--- start Entries ---
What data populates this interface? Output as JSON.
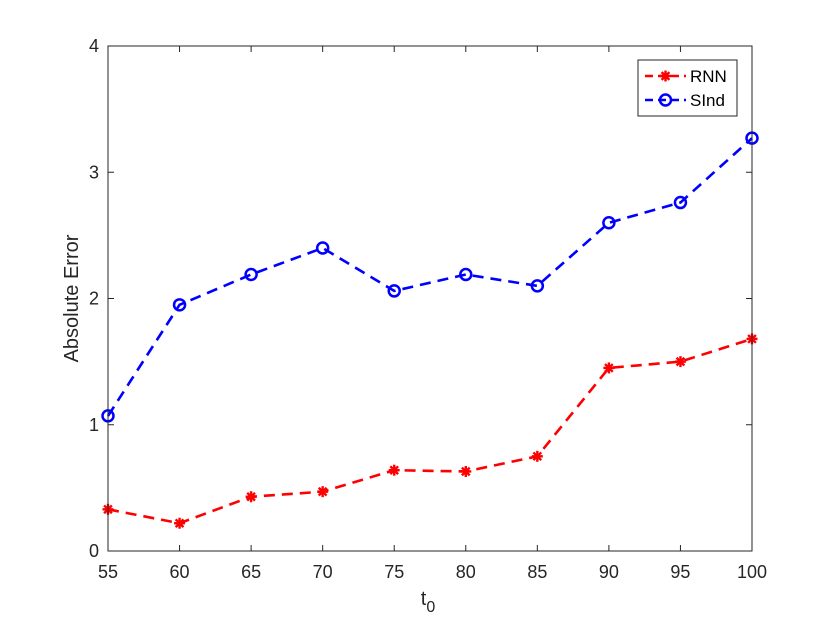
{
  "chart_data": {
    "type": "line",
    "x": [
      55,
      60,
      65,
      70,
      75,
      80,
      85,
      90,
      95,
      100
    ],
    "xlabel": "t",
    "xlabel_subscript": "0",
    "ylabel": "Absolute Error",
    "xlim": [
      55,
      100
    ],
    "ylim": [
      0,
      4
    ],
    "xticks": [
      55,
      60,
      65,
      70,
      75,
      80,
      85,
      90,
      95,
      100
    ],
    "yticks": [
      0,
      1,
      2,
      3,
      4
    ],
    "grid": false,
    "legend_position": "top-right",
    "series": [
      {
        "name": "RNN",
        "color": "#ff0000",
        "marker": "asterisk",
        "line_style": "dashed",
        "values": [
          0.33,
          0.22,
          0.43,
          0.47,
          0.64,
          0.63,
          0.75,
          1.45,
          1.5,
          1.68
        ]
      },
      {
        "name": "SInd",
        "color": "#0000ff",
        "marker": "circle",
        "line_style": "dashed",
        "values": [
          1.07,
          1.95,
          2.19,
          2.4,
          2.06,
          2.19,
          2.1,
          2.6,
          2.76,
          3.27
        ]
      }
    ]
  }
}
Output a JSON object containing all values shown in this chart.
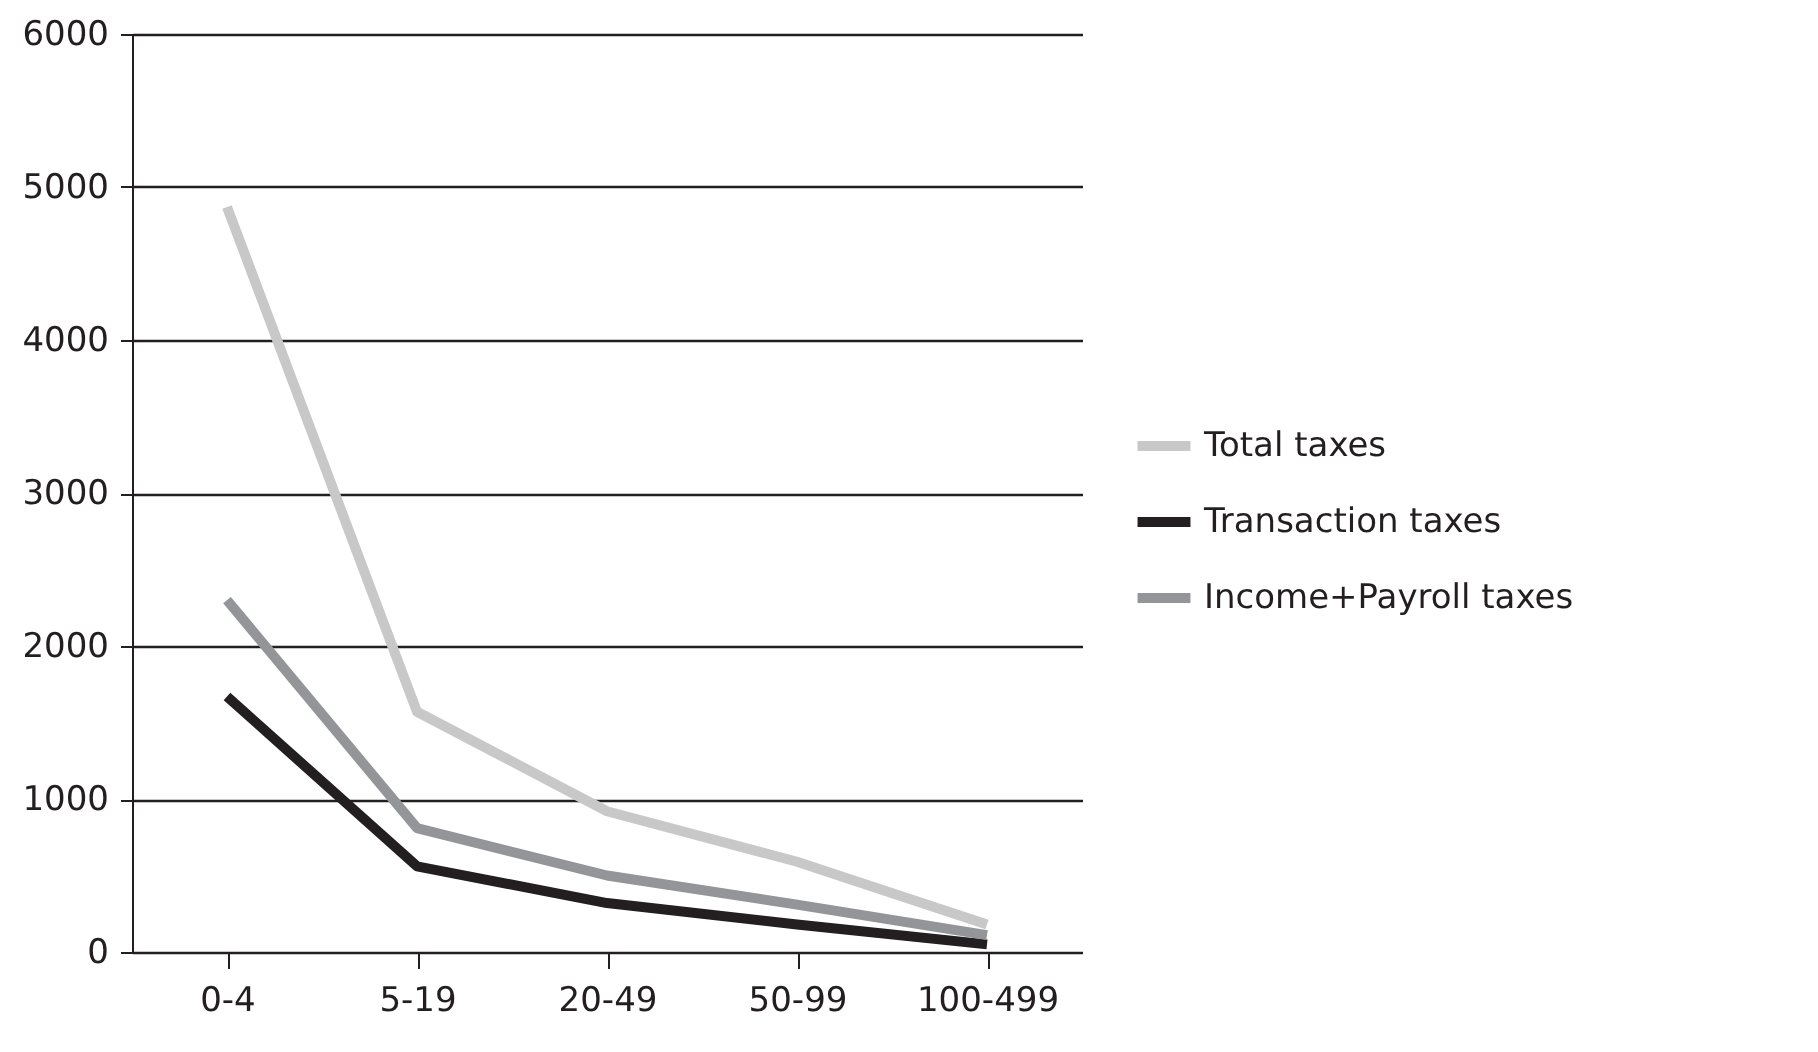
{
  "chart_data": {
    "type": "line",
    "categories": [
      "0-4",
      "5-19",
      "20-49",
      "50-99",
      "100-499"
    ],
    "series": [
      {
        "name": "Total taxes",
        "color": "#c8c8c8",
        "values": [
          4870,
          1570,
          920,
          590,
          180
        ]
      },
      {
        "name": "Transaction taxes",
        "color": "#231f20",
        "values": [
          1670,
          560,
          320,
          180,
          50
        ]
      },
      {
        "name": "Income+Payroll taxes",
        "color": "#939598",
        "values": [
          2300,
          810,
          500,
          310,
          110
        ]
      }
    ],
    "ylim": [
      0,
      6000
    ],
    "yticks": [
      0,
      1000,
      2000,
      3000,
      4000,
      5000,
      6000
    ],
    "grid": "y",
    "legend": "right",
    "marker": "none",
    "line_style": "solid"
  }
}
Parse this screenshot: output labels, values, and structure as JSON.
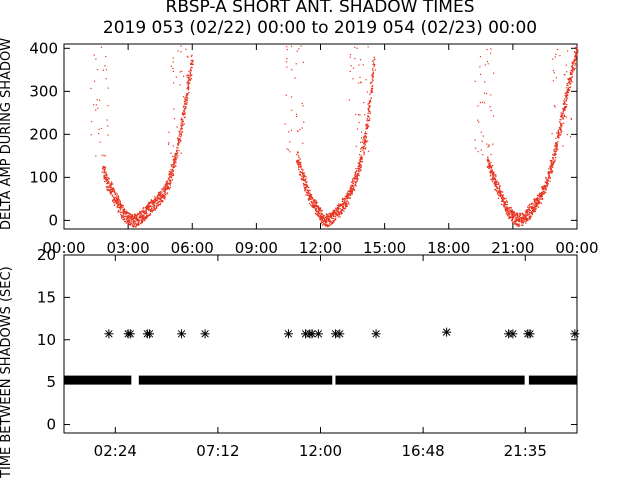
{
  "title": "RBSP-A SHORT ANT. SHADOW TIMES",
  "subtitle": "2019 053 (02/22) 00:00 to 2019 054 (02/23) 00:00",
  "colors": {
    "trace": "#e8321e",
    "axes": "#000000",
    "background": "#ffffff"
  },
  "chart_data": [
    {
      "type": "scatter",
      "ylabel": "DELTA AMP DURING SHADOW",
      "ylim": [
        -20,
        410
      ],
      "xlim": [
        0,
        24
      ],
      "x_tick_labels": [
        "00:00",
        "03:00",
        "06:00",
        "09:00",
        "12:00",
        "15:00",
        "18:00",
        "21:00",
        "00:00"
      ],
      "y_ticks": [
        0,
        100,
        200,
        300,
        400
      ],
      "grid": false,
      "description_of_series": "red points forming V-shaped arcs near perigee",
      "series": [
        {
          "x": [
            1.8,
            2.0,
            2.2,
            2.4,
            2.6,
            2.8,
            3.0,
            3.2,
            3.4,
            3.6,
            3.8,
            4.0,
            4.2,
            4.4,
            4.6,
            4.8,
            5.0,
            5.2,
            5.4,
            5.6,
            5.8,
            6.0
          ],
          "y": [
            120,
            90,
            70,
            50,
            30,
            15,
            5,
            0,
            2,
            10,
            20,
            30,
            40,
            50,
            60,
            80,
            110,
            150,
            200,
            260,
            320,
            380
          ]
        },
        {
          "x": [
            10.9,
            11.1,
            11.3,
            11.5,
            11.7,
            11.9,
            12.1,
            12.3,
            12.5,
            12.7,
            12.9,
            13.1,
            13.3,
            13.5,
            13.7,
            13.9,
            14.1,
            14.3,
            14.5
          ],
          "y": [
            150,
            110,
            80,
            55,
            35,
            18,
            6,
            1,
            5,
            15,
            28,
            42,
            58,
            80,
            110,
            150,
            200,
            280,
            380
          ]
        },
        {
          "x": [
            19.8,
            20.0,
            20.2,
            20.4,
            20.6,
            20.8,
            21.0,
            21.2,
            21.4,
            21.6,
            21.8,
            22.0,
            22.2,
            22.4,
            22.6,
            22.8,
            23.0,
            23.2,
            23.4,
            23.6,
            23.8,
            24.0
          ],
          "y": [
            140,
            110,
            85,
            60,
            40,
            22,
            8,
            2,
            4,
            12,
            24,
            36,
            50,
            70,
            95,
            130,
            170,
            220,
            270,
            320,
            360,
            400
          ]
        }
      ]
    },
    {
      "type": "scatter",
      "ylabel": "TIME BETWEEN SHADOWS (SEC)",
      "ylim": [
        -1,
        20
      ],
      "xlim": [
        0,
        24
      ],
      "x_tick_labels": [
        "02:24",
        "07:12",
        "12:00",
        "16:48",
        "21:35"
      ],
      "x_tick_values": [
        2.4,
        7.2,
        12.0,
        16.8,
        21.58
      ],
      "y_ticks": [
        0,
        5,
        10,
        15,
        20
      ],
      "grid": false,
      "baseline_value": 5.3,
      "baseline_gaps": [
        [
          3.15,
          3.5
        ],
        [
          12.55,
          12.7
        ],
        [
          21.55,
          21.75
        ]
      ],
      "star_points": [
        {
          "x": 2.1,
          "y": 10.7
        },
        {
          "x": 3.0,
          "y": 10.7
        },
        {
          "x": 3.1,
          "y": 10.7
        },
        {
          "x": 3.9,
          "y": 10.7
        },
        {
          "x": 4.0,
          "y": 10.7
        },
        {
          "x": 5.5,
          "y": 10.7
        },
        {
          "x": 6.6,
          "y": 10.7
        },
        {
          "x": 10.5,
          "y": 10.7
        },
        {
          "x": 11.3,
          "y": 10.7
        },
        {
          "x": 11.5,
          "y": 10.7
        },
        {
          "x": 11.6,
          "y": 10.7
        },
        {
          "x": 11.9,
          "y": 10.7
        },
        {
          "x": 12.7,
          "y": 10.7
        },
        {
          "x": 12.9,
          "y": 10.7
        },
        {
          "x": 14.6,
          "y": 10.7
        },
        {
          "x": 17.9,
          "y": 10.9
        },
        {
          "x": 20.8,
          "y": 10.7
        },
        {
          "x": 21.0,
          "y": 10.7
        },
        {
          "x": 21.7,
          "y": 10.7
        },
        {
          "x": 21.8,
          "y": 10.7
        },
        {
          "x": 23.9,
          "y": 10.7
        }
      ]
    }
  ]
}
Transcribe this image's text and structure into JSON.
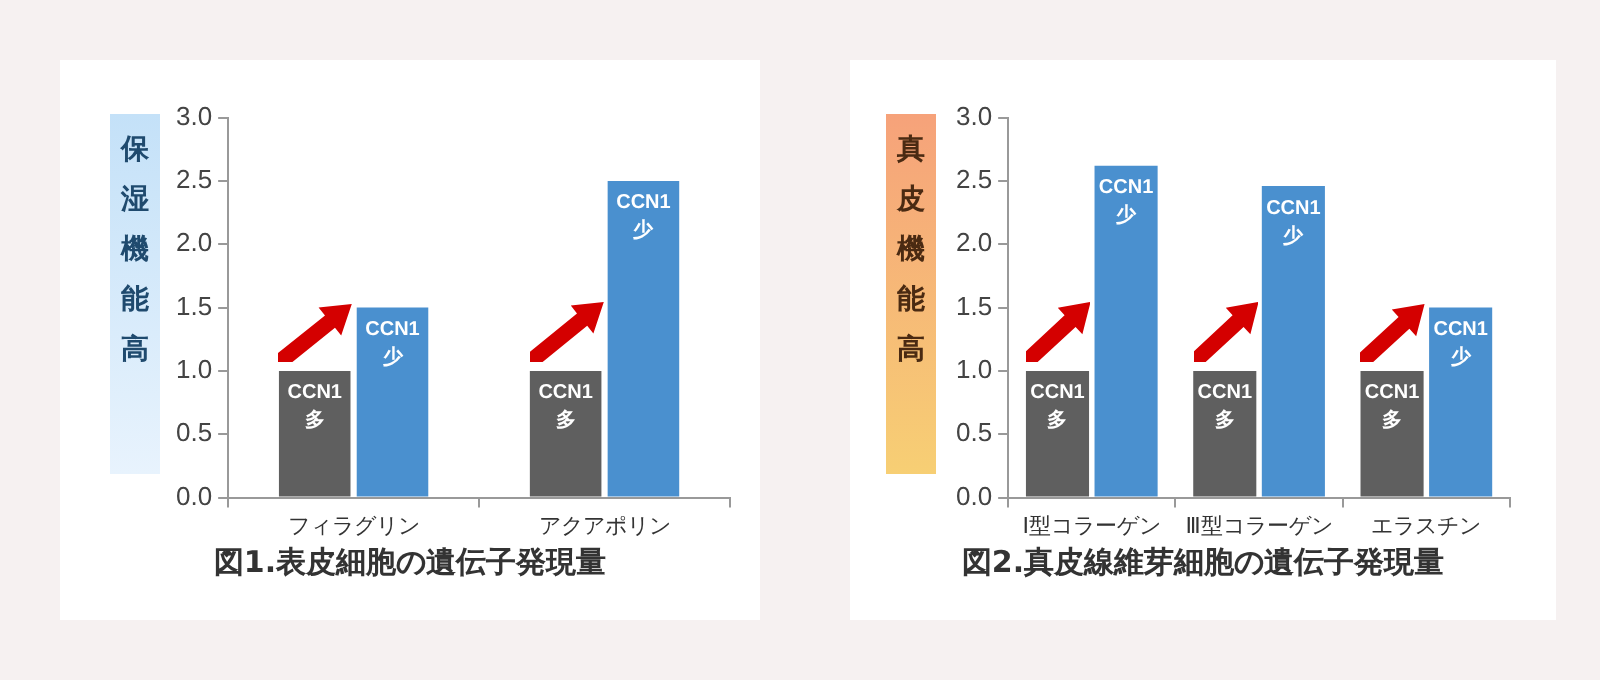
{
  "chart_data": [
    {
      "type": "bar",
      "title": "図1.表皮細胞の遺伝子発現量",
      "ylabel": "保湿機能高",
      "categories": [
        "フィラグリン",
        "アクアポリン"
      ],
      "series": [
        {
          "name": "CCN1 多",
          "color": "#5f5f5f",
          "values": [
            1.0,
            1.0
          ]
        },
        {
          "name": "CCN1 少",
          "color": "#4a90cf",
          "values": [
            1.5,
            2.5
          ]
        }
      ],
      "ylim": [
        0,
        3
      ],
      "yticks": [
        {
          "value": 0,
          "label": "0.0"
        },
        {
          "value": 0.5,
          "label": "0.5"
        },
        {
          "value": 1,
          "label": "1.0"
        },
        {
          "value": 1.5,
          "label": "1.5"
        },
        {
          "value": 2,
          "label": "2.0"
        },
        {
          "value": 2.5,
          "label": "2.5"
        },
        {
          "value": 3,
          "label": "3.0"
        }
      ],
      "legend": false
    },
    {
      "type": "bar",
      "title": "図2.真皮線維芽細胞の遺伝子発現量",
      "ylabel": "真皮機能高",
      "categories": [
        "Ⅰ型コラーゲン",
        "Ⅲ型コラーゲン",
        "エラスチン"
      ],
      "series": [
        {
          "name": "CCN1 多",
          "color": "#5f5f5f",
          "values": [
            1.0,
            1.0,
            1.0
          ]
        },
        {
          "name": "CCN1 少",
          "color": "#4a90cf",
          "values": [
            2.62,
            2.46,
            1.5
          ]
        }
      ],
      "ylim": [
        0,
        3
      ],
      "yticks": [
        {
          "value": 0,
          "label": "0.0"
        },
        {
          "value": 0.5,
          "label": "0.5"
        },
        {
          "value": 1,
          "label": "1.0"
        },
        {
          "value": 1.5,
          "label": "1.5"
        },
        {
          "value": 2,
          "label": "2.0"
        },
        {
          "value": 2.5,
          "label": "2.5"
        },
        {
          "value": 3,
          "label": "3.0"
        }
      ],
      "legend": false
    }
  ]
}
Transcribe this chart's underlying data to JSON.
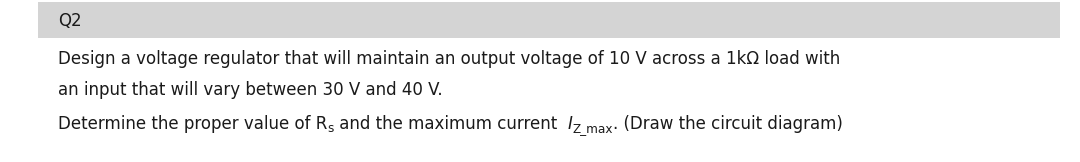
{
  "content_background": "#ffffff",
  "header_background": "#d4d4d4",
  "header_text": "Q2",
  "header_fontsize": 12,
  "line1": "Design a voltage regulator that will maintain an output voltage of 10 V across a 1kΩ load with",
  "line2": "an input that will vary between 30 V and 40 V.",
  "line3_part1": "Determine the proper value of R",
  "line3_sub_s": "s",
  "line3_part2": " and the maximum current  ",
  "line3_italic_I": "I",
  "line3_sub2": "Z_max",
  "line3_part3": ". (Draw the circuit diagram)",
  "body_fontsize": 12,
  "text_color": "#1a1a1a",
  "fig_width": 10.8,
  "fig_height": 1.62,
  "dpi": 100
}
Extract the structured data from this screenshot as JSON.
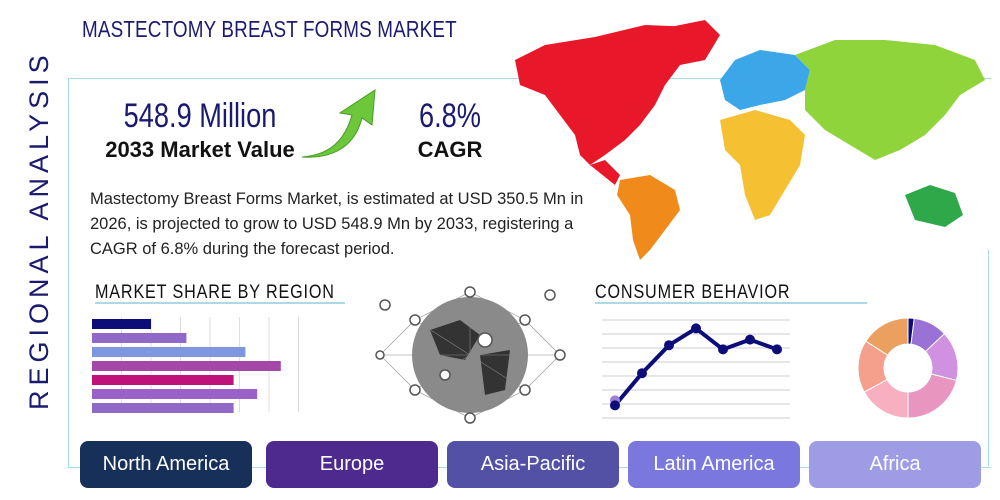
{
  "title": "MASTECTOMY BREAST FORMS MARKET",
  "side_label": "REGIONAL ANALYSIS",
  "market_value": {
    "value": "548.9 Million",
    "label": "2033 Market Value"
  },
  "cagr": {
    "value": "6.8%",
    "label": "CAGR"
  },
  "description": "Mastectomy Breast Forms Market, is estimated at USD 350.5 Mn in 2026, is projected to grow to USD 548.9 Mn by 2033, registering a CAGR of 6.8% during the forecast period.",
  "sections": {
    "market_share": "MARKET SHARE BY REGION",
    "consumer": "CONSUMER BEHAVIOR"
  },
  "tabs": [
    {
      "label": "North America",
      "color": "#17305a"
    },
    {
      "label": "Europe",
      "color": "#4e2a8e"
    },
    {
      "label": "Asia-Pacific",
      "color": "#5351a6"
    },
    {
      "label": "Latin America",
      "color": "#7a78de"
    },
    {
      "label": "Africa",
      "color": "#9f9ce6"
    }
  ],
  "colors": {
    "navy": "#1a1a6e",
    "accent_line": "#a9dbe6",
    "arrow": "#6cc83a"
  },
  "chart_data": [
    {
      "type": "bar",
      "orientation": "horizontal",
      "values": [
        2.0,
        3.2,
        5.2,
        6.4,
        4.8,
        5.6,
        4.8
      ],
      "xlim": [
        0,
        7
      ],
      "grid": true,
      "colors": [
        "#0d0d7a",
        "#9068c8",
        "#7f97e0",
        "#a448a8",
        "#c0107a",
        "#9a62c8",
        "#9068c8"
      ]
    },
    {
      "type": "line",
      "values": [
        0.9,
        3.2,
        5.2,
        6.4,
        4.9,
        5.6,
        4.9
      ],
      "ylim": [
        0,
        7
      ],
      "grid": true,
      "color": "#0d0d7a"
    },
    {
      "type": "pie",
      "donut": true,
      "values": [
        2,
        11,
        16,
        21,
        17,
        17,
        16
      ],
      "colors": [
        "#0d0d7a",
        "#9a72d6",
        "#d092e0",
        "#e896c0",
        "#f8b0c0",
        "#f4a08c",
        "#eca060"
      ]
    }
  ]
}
--- end Entries ---
Identify every line above with the string "Transcribe" in it. Copy those lines.

● Full response:
Transcribe this image's text and structure into JSON.
Transcribe this chart's underlying data to JSON.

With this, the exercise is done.